PROBLEM TO SOLVE
Output each line of the material exactly as it stands.

GIVEN ENTRIES
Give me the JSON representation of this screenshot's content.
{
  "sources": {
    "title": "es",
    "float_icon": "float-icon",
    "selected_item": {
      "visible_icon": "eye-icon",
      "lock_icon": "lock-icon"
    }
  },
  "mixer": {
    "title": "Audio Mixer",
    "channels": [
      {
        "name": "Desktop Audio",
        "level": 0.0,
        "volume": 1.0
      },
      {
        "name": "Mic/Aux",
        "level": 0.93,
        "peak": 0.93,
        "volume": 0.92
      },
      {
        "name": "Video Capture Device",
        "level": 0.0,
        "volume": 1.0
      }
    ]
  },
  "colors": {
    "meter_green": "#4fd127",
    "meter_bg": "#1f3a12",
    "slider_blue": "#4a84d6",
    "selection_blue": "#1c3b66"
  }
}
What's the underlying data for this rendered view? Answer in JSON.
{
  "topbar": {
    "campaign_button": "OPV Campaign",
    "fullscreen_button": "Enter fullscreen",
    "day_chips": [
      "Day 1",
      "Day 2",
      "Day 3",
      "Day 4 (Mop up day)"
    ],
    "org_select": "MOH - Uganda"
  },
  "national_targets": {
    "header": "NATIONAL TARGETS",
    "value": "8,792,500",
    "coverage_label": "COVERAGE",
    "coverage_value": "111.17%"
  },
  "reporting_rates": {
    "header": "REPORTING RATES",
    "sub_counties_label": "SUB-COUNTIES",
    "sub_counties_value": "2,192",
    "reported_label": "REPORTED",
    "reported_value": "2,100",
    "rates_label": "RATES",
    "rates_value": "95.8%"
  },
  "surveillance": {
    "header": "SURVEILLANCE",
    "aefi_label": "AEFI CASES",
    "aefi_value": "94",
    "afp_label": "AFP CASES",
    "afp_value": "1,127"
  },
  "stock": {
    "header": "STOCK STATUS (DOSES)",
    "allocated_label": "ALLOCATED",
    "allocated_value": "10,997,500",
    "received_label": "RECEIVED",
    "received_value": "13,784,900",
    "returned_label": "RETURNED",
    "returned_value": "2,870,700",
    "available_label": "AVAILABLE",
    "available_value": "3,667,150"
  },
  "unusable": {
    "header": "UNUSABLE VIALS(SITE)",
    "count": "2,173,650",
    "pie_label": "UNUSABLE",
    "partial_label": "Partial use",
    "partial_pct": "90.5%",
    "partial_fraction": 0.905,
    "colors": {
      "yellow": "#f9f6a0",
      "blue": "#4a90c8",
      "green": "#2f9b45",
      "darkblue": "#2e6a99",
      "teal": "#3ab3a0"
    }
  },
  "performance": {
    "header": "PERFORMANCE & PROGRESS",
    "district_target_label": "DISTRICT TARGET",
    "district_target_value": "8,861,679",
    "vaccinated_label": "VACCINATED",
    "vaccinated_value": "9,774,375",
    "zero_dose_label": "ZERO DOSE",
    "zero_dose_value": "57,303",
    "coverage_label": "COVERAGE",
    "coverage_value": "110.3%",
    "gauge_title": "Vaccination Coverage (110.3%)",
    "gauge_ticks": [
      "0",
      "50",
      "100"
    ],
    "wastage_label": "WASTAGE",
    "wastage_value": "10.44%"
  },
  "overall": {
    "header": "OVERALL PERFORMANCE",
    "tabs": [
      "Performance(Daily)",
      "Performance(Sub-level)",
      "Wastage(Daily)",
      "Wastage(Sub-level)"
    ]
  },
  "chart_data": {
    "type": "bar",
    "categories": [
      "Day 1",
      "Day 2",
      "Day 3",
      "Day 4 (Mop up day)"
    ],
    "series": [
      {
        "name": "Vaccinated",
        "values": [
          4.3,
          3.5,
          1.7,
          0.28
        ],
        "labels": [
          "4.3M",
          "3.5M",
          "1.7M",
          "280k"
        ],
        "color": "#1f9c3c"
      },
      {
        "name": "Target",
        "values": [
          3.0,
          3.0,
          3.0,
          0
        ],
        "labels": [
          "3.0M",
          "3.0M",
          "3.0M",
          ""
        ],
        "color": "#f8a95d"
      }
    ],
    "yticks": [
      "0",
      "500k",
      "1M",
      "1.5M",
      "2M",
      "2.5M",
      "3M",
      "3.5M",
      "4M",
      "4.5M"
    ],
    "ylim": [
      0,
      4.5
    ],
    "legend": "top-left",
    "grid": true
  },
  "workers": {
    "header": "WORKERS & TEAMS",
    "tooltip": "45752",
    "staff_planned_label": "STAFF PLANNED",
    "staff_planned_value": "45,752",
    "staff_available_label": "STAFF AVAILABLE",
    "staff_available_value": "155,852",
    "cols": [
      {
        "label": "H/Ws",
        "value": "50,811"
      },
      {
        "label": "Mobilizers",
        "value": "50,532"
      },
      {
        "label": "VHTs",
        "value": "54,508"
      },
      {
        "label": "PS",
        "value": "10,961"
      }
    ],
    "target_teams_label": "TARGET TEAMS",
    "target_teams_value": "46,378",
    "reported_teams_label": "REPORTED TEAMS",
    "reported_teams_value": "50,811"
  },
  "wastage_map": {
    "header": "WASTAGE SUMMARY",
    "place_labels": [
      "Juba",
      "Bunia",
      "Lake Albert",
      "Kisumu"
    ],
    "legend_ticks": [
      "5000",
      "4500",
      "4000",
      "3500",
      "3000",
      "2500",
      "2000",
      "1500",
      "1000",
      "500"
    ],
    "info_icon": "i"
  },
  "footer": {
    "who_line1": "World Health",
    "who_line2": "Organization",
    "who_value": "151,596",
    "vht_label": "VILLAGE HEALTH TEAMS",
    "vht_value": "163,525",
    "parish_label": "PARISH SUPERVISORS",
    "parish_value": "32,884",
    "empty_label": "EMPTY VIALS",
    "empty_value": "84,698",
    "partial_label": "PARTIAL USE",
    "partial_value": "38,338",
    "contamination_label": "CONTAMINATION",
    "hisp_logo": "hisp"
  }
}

FINISHED TASK
Give me the JSON representation of this screenshot's content.
{
  "sources": {
    "title": "es",
    "float_icon": "float-icon",
    "selected_item": {
      "visible_icon": "eye-icon",
      "lock_icon": "lock-icon"
    }
  },
  "mixer": {
    "title": "Audio Mixer",
    "channels": [
      {
        "name": "Desktop Audio",
        "level": 0.0,
        "volume": 1.0
      },
      {
        "name": "Mic/Aux",
        "level": 0.93,
        "peak": 0.93,
        "volume": 0.92
      },
      {
        "name": "Video Capture Device",
        "level": 0.0,
        "volume": 1.0
      }
    ]
  },
  "colors": {
    "meter_green": "#4fd127",
    "meter_bg": "#1f3a12",
    "slider_blue": "#4a84d6",
    "selection_blue": "#1c3b66"
  }
}
What's the underlying data for this rendered view? Answer in JSON.
{
  "topbar": {
    "campaign_button": "OPV Campaign",
    "fullscreen_button": "Enter fullscreen",
    "day_chips": [
      "Day 1",
      "Day 2",
      "Day 3",
      "Day 4 (Mop up day)"
    ],
    "org_select": "MOH - Uganda"
  },
  "national_targets": {
    "header": "NATIONAL TARGETS",
    "value": "8,792,500",
    "coverage_label": "COVERAGE",
    "coverage_value": "111.17%"
  },
  "reporting_rates": {
    "header": "REPORTING RATES",
    "sub_counties_label": "SUB-COUNTIES",
    "sub_counties_value": "2,192",
    "reported_label": "REPORTED",
    "reported_value": "2,100",
    "rates_label": "RATES",
    "rates_value": "95.8%"
  },
  "surveillance": {
    "header": "SURVEILLANCE",
    "aefi_label": "AEFI CASES",
    "aefi_value": "94",
    "afp_label": "AFP CASES",
    "afp_value": "1,127"
  },
  "stock": {
    "header": "STOCK STATUS (DOSES)",
    "allocated_label": "ALLOCATED",
    "allocated_value": "10,997,500",
    "received_label": "RECEIVED",
    "received_value": "13,784,900",
    "returned_label": "RETURNED",
    "returned_value": "2,870,700",
    "available_label": "AVAILABLE",
    "available_value": "3,667,150"
  },
  "unusable": {
    "header": "UNUSABLE VIALS(SITE)",
    "count": "2,173,650",
    "pie_label": "UNUSABLE",
    "partial_label": "Partial use",
    "partial_pct": "90.5%",
    "partial_fraction": 0.905,
    "colors": {
      "yellow": "#f9f6a0",
      "blue": "#4a90c8",
      "green": "#2f9b45",
      "darkblue": "#2e6a99",
      "teal": "#3ab3a0"
    }
  },
  "performance": {
    "header": "PERFORMANCE & PROGRESS",
    "district_target_label": "DISTRICT TARGET",
    "district_target_value": "8,861,679",
    "vaccinated_label": "VACCINATED",
    "vaccinated_value": "9,774,375",
    "zero_dose_label": "ZERO DOSE",
    "zero_dose_value": "57,303",
    "coverage_label": "COVERAGE",
    "coverage_value": "110.3%",
    "gauge_title": "Vaccination Coverage (110.3%)",
    "gauge_ticks": [
      "0",
      "50",
      "100"
    ],
    "wastage_label": "WASTAGE",
    "wastage_value": "10.44%"
  },
  "overall": {
    "header": "OVERALL PERFORMANCE",
    "tabs": [
      "Performance(Daily)",
      "Performance(Sub-level)",
      "Wastage(Daily)",
      "Wastage(Sub-level)"
    ]
  },
  "chart_data": {
    "type": "bar",
    "categories": [
      "Day 1",
      "Day 2",
      "Day 3",
      "Day 4 (Mop up day)"
    ],
    "series": [
      {
        "name": "Vaccinated",
        "values": [
          4.3,
          3.5,
          1.7,
          0.28
        ],
        "labels": [
          "4.3M",
          "3.5M",
          "1.7M",
          "280k"
        ],
        "color": "#1f9c3c"
      },
      {
        "name": "Target",
        "values": [
          3.0,
          3.0,
          3.0,
          0
        ],
        "labels": [
          "3.0M",
          "3.0M",
          "3.0M",
          ""
        ],
        "color": "#f8a95d"
      }
    ],
    "yticks": [
      "0",
      "500k",
      "1M",
      "1.5M",
      "2M",
      "2.5M",
      "3M",
      "3.5M",
      "4M",
      "4.5M"
    ],
    "ylim": [
      0,
      4.5
    ],
    "legend": "top-left",
    "grid": true
  },
  "workers": {
    "header": "WORKERS & TEAMS",
    "tooltip": "45752",
    "staff_planned_label": "STAFF PLANNED",
    "staff_planned_value": "45,752",
    "staff_available_label": "STAFF AVAILABLE",
    "staff_available_value": "155,852",
    "cols": [
      {
        "label": "H/Ws",
        "value": "50,811"
      },
      {
        "label": "Mobilizers",
        "value": "50,532"
      },
      {
        "label": "VHTs",
        "value": "54,508"
      },
      {
        "label": "PS",
        "value": "10,961"
      }
    ],
    "target_teams_label": "TARGET TEAMS",
    "target_teams_value": "46,378",
    "reported_teams_label": "REPORTED TEAMS",
    "reported_teams_value": "50,811"
  },
  "wastage_map": {
    "header": "WASTAGE SUMMARY",
    "place_labels": [
      "Juba",
      "Bunia",
      "Lake Albert",
      "Kisumu"
    ],
    "legend_ticks": [
      "5000",
      "4500",
      "4000",
      "3500",
      "3000",
      "2500",
      "2000",
      "1500",
      "1000",
      "500"
    ],
    "info_icon": "i"
  },
  "footer": {
    "who_line1": "World Health",
    "who_line2": "Organization",
    "who_value": "151,596",
    "vht_label": "VILLAGE HEALTH TEAMS",
    "vht_value": "163,525",
    "parish_label": "PARISH SUPERVISORS",
    "parish_value": "32,884",
    "empty_label": "EMPTY VIALS",
    "empty_value": "84,698",
    "partial_label": "PARTIAL USE",
    "partial_value": "38,338",
    "contamination_label": "CONTAMINATION",
    "hisp_logo": "hisp"
  }
}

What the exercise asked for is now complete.